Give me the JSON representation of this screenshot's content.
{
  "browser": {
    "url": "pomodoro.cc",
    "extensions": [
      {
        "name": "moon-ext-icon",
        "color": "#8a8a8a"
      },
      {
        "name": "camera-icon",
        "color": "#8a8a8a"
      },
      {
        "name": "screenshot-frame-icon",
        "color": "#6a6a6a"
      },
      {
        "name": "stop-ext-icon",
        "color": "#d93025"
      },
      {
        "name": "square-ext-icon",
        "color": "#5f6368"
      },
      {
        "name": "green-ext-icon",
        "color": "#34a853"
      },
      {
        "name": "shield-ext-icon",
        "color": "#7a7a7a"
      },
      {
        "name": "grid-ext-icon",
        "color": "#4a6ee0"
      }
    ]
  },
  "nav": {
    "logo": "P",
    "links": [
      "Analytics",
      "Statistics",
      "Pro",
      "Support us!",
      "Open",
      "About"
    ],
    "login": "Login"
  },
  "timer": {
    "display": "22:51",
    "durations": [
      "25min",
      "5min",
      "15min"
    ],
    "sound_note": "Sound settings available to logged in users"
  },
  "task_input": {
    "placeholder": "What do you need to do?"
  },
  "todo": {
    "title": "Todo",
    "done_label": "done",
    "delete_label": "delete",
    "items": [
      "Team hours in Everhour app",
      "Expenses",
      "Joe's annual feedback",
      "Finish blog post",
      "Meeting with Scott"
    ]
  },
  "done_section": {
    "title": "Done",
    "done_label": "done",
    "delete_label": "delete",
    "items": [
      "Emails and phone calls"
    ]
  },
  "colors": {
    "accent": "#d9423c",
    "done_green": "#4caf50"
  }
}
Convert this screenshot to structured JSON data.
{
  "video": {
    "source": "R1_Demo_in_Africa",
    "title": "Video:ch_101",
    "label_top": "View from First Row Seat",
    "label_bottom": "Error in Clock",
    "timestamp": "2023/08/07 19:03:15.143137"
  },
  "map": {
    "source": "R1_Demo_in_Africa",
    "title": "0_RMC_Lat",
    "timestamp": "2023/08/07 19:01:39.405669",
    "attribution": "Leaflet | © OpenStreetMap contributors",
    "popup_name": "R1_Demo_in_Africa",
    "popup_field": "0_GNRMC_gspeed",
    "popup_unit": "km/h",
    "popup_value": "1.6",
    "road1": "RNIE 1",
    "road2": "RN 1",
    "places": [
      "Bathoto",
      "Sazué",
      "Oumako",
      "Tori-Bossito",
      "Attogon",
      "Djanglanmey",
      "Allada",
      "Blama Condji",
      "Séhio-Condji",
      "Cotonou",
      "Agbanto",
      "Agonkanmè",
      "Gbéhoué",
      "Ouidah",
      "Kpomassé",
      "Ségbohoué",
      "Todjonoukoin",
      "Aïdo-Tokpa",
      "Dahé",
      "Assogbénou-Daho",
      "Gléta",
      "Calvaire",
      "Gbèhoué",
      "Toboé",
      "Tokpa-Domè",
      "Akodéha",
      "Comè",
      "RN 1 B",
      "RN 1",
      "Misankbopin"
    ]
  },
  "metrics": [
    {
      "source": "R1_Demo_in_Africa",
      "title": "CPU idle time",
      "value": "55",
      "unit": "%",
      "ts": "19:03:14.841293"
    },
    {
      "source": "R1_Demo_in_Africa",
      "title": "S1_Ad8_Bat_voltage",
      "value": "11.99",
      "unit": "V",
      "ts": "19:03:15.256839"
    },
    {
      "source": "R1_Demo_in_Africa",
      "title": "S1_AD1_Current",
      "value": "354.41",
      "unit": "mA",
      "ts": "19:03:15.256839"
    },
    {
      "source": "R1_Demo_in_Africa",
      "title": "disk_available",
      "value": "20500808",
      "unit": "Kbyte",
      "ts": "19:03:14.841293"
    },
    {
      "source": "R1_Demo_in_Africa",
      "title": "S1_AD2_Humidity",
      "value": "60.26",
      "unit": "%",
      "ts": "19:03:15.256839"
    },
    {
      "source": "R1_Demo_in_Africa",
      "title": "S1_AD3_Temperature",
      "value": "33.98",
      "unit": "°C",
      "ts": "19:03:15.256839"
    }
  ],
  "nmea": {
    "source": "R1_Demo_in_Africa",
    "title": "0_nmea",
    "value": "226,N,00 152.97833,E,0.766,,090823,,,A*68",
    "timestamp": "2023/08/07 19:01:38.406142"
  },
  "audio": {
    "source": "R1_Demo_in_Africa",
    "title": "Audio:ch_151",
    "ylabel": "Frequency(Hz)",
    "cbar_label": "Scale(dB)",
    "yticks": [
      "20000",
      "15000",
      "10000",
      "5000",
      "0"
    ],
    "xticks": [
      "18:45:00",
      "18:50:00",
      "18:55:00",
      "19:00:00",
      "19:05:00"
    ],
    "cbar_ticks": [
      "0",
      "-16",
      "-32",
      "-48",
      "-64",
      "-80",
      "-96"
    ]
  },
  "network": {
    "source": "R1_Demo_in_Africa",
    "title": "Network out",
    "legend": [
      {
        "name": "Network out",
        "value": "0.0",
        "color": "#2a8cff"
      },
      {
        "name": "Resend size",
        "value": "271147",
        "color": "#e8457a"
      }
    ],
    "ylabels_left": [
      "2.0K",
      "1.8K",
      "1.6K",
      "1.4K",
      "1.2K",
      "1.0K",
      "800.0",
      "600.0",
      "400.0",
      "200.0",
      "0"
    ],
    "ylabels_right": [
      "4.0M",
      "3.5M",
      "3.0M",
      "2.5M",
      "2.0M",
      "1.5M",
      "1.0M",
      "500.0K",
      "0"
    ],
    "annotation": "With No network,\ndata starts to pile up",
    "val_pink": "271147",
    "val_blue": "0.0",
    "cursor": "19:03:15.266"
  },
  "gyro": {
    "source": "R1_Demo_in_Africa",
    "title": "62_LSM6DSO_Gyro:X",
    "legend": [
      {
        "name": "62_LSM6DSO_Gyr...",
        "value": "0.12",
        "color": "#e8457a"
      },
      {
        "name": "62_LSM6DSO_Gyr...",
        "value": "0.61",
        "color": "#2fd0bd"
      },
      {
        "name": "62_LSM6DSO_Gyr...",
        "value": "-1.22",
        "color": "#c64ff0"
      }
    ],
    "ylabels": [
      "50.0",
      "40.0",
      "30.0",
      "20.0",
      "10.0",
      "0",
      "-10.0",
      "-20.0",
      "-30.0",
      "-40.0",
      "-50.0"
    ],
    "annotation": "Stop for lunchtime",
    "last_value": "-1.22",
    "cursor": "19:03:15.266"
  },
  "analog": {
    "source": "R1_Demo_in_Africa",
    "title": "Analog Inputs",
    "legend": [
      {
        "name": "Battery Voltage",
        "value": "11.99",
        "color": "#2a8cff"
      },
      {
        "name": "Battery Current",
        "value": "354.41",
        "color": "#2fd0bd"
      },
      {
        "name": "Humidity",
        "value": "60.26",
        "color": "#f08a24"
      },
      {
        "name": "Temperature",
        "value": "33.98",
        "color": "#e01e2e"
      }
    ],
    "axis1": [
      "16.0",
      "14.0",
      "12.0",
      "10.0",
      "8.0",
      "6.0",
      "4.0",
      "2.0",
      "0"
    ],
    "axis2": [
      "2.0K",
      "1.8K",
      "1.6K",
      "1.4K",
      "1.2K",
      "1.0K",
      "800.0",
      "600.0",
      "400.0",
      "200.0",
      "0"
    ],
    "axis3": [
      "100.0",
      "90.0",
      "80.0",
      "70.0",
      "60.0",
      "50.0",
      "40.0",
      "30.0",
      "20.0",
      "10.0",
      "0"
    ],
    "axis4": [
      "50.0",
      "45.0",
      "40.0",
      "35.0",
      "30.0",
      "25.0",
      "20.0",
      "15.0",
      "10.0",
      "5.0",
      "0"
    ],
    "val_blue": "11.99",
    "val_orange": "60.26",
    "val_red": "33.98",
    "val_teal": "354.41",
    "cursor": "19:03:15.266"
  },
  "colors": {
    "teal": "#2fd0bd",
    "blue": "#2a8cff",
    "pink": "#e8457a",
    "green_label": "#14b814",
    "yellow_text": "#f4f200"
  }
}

****

▶ **Challenge**
Pull out each line holding the string "screenshot".

▶ **Task result**
Give me the JSON representation of this screenshot's content.
        "name": "screenshot-frame-icon",
Convert this screenshot to structured JSON data.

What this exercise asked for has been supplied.